GIVEN PASSAGE →
In 2013 I completed a doctorate in Law at the University of Ottawa’s Centre for Law, Technology & Society under the supervision of Dr. Ian Kerr. My dissertation “Time to Care About Reputation: Re-viewing the Resonances and Regulation of Reputation” explored reputation as a regulating force in online and offline relationships and transactions. My research explored the process of “responsibilization”, wherein the responsibility for protection becomes offloaded to individuals rather than (properly) recognized as a broader cultural, political, and legal responsibility. It is available at http://hdl.handle.net/10393/24051. My comments below are informed by, and build upon that research. In particular, Chapter 6 "Stupid User: Re-Viewing and Re-Placing Responsibility" speaks to the issues raised by the OPC.
The Office of the Privacy Commissioner’s consultation paper on online reputation focuses on the impact reputation has upon individuals and on the difficulty for individuals of finding appropriate recourse for online reputation issues, and posits five questions, intended to build on that paper.
While I agree that focusing on the individual is a necessary starting point, to focus only or even primarily on the individual when we discuss reputational privacy has the effect of obscuring the intersection of multiple systemic forms of power. Accordingly, when we look at solutions for mitigating or controlling reputational risk, it is imperative that the analysis be grounded in a much more complex understanding of reputation, how it functions and what interests it serves.
1. We have highlighted some potential gaps in protections between the online and offline worlds. What other gaps exist?

DIRECTIONS → Carry on the submission on online reputation from the point where it stops. The listing that comes next is separate material and has no connection to the submission on online reputation.

STORED DATA →
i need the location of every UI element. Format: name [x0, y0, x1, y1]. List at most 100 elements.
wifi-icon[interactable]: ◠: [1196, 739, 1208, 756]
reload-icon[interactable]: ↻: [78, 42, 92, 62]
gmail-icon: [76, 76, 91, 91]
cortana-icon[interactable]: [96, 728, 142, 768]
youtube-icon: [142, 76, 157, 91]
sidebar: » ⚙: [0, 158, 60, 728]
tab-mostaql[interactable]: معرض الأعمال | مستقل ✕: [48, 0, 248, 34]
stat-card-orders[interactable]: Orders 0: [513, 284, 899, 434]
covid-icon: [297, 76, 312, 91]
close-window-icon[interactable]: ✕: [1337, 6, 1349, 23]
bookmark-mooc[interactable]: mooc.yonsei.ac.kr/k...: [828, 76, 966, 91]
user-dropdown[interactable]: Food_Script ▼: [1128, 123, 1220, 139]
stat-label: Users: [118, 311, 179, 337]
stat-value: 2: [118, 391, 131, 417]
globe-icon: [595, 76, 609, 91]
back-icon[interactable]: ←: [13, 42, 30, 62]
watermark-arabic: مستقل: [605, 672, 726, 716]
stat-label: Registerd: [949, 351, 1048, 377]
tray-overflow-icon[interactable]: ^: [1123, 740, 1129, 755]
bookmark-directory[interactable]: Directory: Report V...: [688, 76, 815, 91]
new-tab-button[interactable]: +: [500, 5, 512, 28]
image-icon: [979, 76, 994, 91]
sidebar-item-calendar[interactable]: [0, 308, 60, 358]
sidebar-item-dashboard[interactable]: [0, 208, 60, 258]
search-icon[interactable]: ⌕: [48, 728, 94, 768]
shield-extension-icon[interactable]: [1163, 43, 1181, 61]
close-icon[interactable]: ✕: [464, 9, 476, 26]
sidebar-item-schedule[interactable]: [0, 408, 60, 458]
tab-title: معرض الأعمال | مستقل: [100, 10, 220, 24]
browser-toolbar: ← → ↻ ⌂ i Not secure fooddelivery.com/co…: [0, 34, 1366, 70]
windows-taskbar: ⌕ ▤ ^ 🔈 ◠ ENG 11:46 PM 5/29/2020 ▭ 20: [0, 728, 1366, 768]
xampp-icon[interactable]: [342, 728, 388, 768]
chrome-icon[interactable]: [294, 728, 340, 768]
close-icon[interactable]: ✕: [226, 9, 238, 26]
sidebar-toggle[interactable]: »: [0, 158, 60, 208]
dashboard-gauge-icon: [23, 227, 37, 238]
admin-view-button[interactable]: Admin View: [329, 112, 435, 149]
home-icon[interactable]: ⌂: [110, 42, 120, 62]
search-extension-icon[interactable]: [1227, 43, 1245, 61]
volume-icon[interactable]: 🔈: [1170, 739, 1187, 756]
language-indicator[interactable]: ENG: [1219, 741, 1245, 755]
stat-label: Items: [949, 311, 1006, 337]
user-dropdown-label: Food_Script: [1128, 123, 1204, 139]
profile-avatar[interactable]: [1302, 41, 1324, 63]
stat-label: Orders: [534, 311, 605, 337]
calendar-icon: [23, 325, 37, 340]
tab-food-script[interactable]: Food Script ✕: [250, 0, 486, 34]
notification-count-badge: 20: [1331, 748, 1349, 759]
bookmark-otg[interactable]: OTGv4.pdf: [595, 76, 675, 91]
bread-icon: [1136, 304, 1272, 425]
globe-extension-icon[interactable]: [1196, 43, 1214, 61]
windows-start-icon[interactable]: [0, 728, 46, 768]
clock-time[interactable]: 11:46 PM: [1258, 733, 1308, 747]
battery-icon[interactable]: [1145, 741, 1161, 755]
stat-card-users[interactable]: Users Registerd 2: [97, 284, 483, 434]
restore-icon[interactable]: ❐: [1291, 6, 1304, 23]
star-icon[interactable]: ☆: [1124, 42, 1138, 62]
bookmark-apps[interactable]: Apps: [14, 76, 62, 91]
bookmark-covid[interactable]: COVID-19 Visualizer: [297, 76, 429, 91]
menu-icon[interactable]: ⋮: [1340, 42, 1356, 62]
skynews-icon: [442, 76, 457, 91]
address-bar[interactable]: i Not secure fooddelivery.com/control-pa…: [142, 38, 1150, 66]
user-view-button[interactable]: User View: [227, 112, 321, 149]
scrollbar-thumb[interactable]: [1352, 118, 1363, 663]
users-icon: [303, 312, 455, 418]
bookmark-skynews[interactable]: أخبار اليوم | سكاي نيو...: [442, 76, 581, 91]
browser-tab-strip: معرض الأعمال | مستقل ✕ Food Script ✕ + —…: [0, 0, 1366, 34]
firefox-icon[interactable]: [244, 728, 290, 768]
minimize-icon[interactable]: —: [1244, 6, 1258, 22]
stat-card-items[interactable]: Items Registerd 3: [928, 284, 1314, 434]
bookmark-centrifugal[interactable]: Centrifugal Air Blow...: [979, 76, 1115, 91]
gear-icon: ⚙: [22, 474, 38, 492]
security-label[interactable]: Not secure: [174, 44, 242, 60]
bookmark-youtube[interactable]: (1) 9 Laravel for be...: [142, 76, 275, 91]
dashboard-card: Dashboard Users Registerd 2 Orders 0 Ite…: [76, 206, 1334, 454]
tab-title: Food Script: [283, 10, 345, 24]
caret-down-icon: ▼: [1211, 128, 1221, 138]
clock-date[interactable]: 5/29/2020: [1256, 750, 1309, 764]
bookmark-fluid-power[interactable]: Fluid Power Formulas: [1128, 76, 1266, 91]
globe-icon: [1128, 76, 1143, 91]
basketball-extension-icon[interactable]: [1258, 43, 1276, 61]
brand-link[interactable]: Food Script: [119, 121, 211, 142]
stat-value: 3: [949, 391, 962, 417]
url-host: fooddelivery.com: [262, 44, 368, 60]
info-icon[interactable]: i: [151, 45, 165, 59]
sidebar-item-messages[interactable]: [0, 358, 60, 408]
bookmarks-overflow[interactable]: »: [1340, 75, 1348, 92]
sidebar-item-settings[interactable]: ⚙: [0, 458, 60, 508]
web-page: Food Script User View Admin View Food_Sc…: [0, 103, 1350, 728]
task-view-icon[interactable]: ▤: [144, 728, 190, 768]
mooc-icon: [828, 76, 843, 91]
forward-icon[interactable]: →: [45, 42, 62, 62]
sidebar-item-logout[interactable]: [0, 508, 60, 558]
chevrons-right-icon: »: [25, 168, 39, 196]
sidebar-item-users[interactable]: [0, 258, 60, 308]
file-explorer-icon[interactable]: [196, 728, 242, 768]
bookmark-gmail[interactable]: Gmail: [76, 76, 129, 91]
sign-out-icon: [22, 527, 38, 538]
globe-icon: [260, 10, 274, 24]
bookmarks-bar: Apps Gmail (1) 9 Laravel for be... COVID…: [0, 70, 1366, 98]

TASK RESPONSE →
Perhaps one of the first questions we must ask is whether there is (or need be) a gap between online and offline. As I see it, the problem is actually with the presumption that any and every piece of information that can be compiled is equally important or, in fact, important at all. In non-virtual spaces we have no trouble weighting the value to be placed on a given piece of information – we look at context, at the when and how and where and we understand that something said as a frustrated 14-year-old may be less indicative of that person’s views, personality or competence than a published position paper or even an adult statement in similar circumstances. Why, then, are we unable to apply that same judicious weighting to information we find online?
2. What practical, technical, policy or legal solutions should be considered to mitigate online reputational risks?
I have examined the current forms of legal and quasi-legal regulation of reputation that exist, ultimately finding that none of them is fully applicable to the complexity of reputation. My findings can be found at chapter 5 of: http://www.ruor.uottawa.ca/handle/10393/24051
3. Can the right to be forgotten find application in the Canadian context and, if so, how?
It is important to be clear that all the “right to be forgotten” decision has created is the right to ask to have information removed from search engine results. There is no guarantee that the information will be removed – in its decision the court recognized that while there are situations where removal would be appropriate, each request requires a careful balancing of individual rights of informational self-determination against the public interest.
This ruling isn’t the creation of a new form of censorship or suppression – rather, it’s a return to what used to be. The decision sets the stage for aligning new communications media with more traditional lifespans of information and a restoration of the eventual drawing of a curtain of obscurity over information as its timeliness fades.
You can see more of my thoughts on this issue at:
4. Should there be special measures for vulnerable groups?
In my research, I found that reputation was a socially negotiated and co-created process that exerts an unseen hegemonic force. Dominant political, economic and ideological interests are embedded in seemingly social norms, and these norms are enforced via reputation, which takes on a gatekeeper role by regulating access to a variety of spaces, information, and economic opportunities. In this way, groups are *made* vulnerable -- and have their vulnerability exacerbated -- by reputation.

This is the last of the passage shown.